## MATERIAL
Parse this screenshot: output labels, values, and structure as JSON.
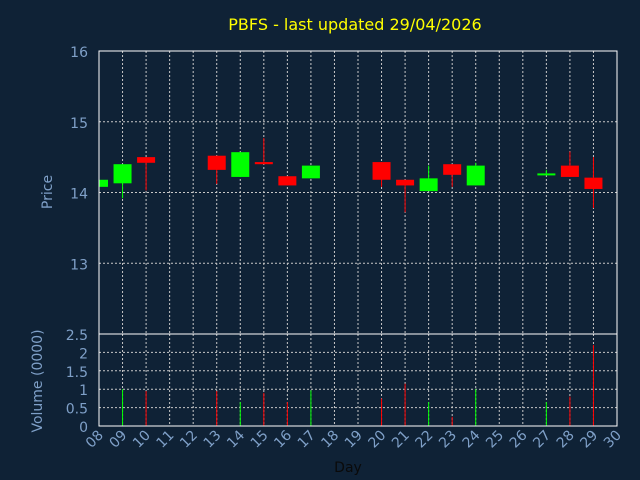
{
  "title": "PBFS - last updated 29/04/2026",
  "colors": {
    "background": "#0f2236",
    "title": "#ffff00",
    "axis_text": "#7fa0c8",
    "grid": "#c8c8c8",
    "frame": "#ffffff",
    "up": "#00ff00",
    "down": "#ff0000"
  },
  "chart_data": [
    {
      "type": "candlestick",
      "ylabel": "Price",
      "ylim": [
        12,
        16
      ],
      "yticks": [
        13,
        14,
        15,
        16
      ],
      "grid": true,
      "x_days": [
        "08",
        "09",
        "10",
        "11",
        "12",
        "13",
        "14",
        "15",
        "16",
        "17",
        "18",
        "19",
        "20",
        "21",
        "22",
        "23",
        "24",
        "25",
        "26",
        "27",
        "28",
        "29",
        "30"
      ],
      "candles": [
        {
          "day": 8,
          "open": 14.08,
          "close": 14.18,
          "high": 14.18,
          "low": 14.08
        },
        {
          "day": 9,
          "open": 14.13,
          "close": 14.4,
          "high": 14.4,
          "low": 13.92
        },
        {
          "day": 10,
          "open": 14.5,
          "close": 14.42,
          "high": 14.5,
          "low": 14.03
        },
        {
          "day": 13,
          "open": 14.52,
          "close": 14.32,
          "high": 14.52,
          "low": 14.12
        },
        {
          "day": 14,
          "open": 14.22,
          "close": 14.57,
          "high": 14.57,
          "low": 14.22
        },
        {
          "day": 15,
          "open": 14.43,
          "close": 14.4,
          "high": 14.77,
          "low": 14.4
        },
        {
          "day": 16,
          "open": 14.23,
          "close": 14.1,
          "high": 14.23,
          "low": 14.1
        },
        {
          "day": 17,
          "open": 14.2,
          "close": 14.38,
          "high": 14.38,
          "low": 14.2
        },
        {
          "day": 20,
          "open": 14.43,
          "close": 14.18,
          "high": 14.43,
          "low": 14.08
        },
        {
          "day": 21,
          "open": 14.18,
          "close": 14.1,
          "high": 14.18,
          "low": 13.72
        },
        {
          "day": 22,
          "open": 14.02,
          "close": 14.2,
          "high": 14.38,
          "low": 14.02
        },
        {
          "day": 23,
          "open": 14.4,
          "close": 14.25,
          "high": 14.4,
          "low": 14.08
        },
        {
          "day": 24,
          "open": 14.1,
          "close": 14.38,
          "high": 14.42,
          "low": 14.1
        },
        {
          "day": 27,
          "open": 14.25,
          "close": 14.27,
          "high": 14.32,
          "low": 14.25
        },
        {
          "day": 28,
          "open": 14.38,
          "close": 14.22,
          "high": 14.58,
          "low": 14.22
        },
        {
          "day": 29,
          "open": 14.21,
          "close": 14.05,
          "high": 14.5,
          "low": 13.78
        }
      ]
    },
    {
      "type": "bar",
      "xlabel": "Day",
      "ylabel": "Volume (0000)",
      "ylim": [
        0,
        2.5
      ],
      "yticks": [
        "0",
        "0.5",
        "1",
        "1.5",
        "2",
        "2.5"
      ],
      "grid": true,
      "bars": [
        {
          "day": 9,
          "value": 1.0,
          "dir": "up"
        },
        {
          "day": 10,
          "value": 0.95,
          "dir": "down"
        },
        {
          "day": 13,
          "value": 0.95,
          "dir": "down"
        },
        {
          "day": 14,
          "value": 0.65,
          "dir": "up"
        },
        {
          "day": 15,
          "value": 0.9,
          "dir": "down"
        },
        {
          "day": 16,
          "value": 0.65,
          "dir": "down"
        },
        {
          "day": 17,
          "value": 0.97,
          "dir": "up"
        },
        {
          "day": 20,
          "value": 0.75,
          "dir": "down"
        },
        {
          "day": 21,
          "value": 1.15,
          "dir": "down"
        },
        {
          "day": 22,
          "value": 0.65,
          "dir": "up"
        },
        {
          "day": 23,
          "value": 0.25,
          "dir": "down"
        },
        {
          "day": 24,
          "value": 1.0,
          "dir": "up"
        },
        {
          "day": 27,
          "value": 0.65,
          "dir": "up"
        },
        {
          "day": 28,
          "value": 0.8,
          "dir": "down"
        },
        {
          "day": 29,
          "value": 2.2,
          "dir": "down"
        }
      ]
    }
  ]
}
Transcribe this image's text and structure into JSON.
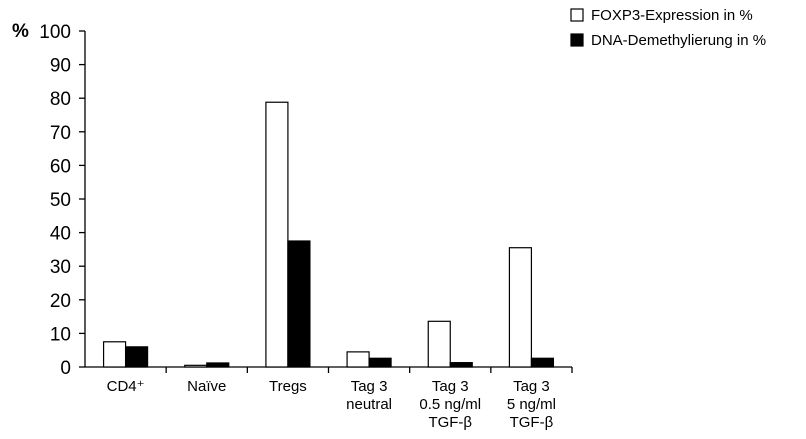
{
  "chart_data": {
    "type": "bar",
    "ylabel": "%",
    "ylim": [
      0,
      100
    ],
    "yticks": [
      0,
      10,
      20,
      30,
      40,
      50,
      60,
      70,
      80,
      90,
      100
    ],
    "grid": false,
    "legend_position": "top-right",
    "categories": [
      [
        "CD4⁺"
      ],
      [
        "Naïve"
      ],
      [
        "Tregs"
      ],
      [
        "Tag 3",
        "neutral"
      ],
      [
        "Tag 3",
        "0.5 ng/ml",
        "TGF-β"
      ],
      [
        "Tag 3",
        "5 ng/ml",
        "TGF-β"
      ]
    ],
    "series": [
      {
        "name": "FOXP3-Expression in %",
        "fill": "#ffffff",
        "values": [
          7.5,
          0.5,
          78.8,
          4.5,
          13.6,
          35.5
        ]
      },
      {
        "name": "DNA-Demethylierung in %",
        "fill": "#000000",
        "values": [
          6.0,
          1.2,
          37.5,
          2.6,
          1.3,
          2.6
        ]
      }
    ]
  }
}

* * *

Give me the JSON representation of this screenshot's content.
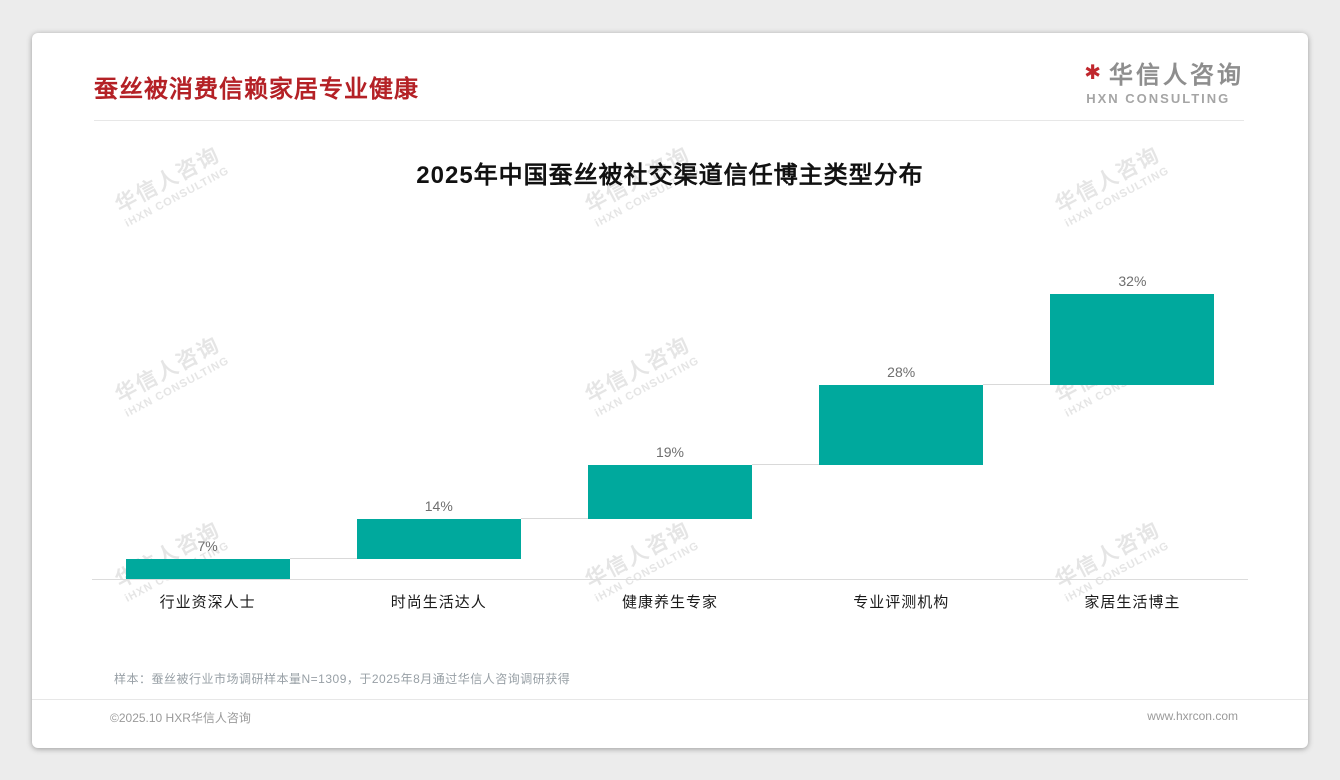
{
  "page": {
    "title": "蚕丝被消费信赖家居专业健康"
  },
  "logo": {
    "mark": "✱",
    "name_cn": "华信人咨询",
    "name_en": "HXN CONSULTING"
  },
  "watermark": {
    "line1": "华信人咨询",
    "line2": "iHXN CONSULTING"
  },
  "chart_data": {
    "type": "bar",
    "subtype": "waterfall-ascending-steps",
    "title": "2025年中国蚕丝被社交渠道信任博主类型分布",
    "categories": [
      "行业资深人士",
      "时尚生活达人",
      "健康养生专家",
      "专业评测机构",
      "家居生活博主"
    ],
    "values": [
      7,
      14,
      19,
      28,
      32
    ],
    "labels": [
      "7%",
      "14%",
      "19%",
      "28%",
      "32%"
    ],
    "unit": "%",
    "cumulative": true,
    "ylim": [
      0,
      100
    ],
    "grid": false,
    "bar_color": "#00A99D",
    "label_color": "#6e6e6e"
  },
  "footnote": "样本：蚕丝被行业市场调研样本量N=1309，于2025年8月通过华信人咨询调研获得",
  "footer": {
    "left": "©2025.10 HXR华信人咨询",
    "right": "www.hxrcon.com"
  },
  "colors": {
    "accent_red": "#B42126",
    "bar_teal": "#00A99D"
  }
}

## TASK OBJECTIVE
Show each line of the data that contains the string "this".

## COMPLETED TASK
Parse this screenshot: output labels, values, and structure as JSON.
Transcribe this image's text and structure into JSON.
Give me the JSON representation of this screenshot's content.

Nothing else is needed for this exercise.